■ WHAT YOU ARE ASKED TO DO: Would you quote the material below in full and unchanged?

■ DATA RECORDS:
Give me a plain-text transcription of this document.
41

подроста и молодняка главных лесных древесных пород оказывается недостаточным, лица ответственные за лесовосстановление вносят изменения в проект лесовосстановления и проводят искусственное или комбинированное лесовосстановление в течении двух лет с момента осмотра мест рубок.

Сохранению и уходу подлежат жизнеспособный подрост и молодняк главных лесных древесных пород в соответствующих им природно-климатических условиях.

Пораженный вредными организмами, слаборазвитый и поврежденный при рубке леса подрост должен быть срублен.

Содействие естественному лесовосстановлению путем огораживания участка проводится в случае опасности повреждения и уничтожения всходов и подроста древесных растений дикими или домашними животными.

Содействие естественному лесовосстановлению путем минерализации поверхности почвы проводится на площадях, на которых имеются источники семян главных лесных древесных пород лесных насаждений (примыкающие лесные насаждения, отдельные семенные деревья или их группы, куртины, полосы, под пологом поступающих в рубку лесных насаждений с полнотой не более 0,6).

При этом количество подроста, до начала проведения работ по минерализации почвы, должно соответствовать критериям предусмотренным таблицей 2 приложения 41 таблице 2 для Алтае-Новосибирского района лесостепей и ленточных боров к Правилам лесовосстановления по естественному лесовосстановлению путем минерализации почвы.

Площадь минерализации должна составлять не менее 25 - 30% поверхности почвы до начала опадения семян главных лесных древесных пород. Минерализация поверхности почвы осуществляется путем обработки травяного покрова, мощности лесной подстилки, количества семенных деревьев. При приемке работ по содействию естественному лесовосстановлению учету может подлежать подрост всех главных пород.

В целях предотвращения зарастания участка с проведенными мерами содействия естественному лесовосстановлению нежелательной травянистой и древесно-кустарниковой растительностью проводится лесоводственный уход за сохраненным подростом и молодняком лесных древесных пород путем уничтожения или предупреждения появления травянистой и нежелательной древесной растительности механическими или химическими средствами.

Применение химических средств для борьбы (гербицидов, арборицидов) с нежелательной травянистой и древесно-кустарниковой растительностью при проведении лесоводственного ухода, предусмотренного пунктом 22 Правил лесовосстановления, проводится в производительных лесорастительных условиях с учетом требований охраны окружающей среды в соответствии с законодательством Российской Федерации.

■ SOLUTION:
Give me a plain-text transcription of this document.
41

подроста и молодняка главных лесных древесных пород оказывается недостаточным, лица ответственные за лесовосстановление вносят изменения в проект лесовосстановления и проводят искусственное или комбинированное лесовосстановление в течении двух лет с момента осмотра мест рубок.

Сохранению и уходу подлежат жизнеспособный подрост и молодняк главных лесных древесных пород в соответствующих им природно-климатических условиях.

Пораженный вредными организмами, слаборазвитый и поврежденный при рубке леса подрост должен быть срублен.

Содействие естественному лесовосстановлению путем огораживания участка проводится в случае опасности повреждения и уничтожения всходов и подроста древесных растений дикими или домашними животными.

Содействие естественному лесовосстановлению путем минерализации поверхности почвы проводится на площадях, на которых имеются источники семян главных лесных древесных пород лесных насаждений (примыкающие лесные насаждения, отдельные семенные деревья или их группы, куртины, полосы, под пологом поступающих в рубку лесных насаждений с полнотой не более 0,6).

При этом количество подроста, до начала проведения работ по минерализации почвы, должно соответствовать критериям предусмотренным таблицей 2 приложения 41 таблице 2 для Алтае-Новосибирского района лесостепей и ленточных боров к Правилам лесовосстановления по естественному лесовосстановлению путем минерализации почвы.

Площадь минерализации должна составлять не менее 25 - 30% поверхности почвы до начала опадения семян главных лесных древесных пород. Минерализация поверхности почвы осуществляется путем обработки травяного покрова, мощности лесной подстилки, количества семенных деревьев. При приемке работ по содействию естественному лесовосстановлению учету может подлежать подрост всех главных пород.

В целях предотвращения зарастания участка с проведенными мерами содействия естественному лесовосстановлению нежелательной травянистой и древесно-кустарниковой растительностью проводится лесоводственный уход за сохраненным подростом и молодняком лесных древесных пород путем уничтожения или предупреждения появления травянистой и нежелательной древесной растительности механическими или химическими средствами.

Применение химических средств для борьбы (гербицидов, арборицидов) с нежелательной травянистой и древесно-кустарниковой растительностью при проведении лесоводственного ухода, предусмотренного пунктом 22 Правил лесовосстановления, проводится в производительных лесорастительных условиях с учетом требований охраны окружающей среды в соответствии с законодательством Российской Федерации.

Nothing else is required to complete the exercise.